#### Direction:
Reproduce the records exactly.

────────────────────────────────────────

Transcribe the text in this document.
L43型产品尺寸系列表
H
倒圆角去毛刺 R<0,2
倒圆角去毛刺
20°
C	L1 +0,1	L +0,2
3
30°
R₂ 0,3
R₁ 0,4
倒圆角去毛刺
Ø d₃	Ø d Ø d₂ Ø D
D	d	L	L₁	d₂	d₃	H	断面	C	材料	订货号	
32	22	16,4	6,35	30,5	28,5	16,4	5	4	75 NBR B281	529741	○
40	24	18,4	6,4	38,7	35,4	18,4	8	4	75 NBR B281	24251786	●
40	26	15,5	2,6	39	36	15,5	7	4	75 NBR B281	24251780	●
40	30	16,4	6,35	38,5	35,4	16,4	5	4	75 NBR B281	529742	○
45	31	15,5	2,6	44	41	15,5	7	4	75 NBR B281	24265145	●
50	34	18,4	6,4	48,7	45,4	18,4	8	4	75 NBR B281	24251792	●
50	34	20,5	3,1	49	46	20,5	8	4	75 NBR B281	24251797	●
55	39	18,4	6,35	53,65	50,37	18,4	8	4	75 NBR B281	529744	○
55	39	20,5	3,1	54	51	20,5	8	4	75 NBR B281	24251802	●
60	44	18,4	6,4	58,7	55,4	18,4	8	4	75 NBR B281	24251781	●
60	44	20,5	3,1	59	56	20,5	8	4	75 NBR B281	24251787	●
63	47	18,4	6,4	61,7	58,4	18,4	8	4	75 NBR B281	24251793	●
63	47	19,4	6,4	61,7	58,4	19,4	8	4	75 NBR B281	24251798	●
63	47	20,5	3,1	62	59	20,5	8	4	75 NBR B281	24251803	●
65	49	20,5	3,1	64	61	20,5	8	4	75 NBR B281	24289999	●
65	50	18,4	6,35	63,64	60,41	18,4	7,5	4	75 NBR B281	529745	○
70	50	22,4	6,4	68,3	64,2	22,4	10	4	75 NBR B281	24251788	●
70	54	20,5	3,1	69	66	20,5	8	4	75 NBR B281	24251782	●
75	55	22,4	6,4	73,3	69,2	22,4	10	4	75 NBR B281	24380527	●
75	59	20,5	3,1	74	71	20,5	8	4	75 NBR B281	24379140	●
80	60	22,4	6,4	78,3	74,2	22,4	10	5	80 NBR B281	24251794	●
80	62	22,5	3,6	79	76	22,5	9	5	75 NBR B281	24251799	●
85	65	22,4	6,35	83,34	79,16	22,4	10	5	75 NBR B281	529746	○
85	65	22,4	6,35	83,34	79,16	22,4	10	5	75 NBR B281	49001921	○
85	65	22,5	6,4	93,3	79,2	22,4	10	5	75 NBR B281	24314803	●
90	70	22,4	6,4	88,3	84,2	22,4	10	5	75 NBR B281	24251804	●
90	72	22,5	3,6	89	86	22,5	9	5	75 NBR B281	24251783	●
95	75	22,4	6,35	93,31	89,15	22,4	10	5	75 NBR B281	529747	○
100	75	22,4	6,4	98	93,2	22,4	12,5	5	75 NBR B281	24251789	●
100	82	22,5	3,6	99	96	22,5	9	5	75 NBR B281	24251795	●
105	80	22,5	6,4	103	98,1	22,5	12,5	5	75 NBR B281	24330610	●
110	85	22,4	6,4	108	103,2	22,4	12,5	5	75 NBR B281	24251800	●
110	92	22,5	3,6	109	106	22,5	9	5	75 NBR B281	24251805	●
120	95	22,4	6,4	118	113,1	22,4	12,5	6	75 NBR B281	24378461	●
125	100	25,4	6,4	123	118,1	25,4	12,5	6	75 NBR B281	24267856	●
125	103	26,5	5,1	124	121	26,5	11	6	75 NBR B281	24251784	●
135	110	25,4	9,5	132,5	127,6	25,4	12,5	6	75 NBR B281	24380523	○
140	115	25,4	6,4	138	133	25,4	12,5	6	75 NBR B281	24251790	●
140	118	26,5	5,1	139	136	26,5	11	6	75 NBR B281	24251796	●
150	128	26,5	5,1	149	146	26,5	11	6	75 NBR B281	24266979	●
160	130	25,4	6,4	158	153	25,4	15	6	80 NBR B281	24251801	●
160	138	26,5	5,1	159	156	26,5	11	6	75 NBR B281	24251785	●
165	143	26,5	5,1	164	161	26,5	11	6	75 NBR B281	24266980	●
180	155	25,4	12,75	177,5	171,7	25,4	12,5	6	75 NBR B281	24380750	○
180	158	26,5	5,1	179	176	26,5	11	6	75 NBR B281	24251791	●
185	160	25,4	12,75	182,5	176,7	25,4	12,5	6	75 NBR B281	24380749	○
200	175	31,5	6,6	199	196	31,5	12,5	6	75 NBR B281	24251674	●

────────────────────────────────────────

#### Problem solution:
Transcribe the text in this document.
L43型产品尺寸系列表
H
倒圆角去毛刺 R<0,2
倒圆角去毛刺
20°
C	L1 +0,1	L +0,2
3
30°
R₂ 0,3
R₁ 0,4
倒圆角去毛刺
Ø d₃	Ø d Ø d₂ Ø D
D	d	L	L₁	d₂	d₃	H	断面	C	材料	订货号	
32	22	16,4	6,35	30,5	28,5	16,4	5	4	75 NBR B281	529741	○
40	24	18,4	6,4	38,7	35,4	18,4	8	4	75 NBR B281	24251786	●
40	26	15,5	2,6	39	36	15,5	7	4	75 NBR B281	24251780	●
40	30	16,4	6,35	38,5	35,4	16,4	5	4	75 NBR B281	529742	○
45	31	15,5	2,6	44	41	15,5	7	4	75 NBR B281	24265145	●
50	34	18,4	6,4	48,7	45,4	18,4	8	4	75 NBR B281	24251792	●
50	34	20,5	3,1	49	46	20,5	8	4	75 NBR B281	24251797	●
55	39	18,4	6,35	53,65	50,37	18,4	8	4	75 NBR B281	529744	○
55	39	20,5	3,1	54	51	20,5	8	4	75 NBR B281	24251802	●
60	44	18,4	6,4	58,7	55,4	18,4	8	4	75 NBR B281	24251781	●
60	44	20,5	3,1	59	56	20,5	8	4	75 NBR B281	24251787	●
63	47	18,4	6,4	61,7	58,4	18,4	8	4	75 NBR B281	24251793	●
63	47	19,4	6,4	61,7	58,4	19,4	8	4	75 NBR B281	24251798	●
63	47	20,5	3,1	62	59	20,5	8	4	75 NBR B281	24251803	●
65	49	20,5	3,1	64	61	20,5	8	4	75 NBR B281	24289999	●
65	50	18,4	6,35	63,64	60,41	18,4	7,5	4	75 NBR B281	529745	○
70	50	22,4	6,4	68,3	64,2	22,4	10	4	75 NBR B281	24251788	●
70	54	20,5	3,1	69	66	20,5	8	4	75 NBR B281	24251782	●
75	55	22,4	6,4	73,3	69,2	22,4	10	4	75 NBR B281	24380527	●
75	59	20,5	3,1	74	71	20,5	8	4	75 NBR B281	24379140	●
80	60	22,4	6,4	78,3	74,2	22,4	10	5	80 NBR B281	24251794	●
80	62	22,5	3,6	79	76	22,5	9	5	75 NBR B281	24251799	●
85	65	22,4	6,35	83,34	79,16	22,4	10	5	75 NBR B281	529746	○
85	65	22,4	6,35	83,34	79,16	22,4	10	5	75 NBR B281	49001921	○
85	65	22,5	6,4	93,3	79,2	22,4	10	5	75 NBR B281	24314803	●
90	70	22,4	6,4	88,3	84,2	22,4	10	5	75 NBR B281	24251804	●
90	72	22,5	3,6	89	86	22,5	9	5	75 NBR B281	24251783	●
95	75	22,4	6,35	93,31	89,15	22,4	10	5	75 NBR B281	529747	○
100	75	22,4	6,4	98	93,2	22,4	12,5	5	75 NBR B281	24251789	●
100	82	22,5	3,6	99	96	22,5	9	5	75 NBR B281	24251795	●
105	80	22,5	6,4	103	98,1	22,5	12,5	5	75 NBR B281	24330610	●
110	85	22,4	6,4	108	103,2	22,4	12,5	5	75 NBR B281	24251800	●
110	92	22,5	3,6	109	106	22,5	9	5	75 NBR B281	24251805	●
120	95	22,4	6,4	118	113,1	22,4	12,5	6	75 NBR B281	24378461	●
125	100	25,4	6,4	123	118,1	25,4	12,5	6	75 NBR B281	24267856	●
125	103	26,5	5,1	124	121	26,5	11	6	75 NBR B281	24251784	●
135	110	25,4	9,5	132,5	127,6	25,4	12,5	6	75 NBR B281	24380523	○
140	115	25,4	6,4	138	133	25,4	12,5	6	75 NBR B281	24251790	●
140	118	26,5	5,1	139	136	26,5	11	6	75 NBR B281	24251796	●
150	128	26,5	5,1	149	146	26,5	11	6	75 NBR B281	24266979	●
160	130	25,4	6,4	158	153	25,4	15	6	80 NBR B281	24251801	●
160	138	26,5	5,1	159	156	26,5	11	6	75 NBR B281	24251785	●
165	143	26,5	5,1	164	161	26,5	11	6	75 NBR B281	24266980	●
180	155	25,4	12,75	177,5	171,7	25,4	12,5	6	75 NBR B281	24380750	○
180	158	26,5	5,1	179	176	26,5	11	6	75 NBR B281	24251791	●
185	160	25,4	12,75	182,5	176,7	25,4	12,5	6	75 NBR B281	24380749	○
200	175	31,5	6,6	199	196	31,5	12,5	6	75 NBR B281	24251674	●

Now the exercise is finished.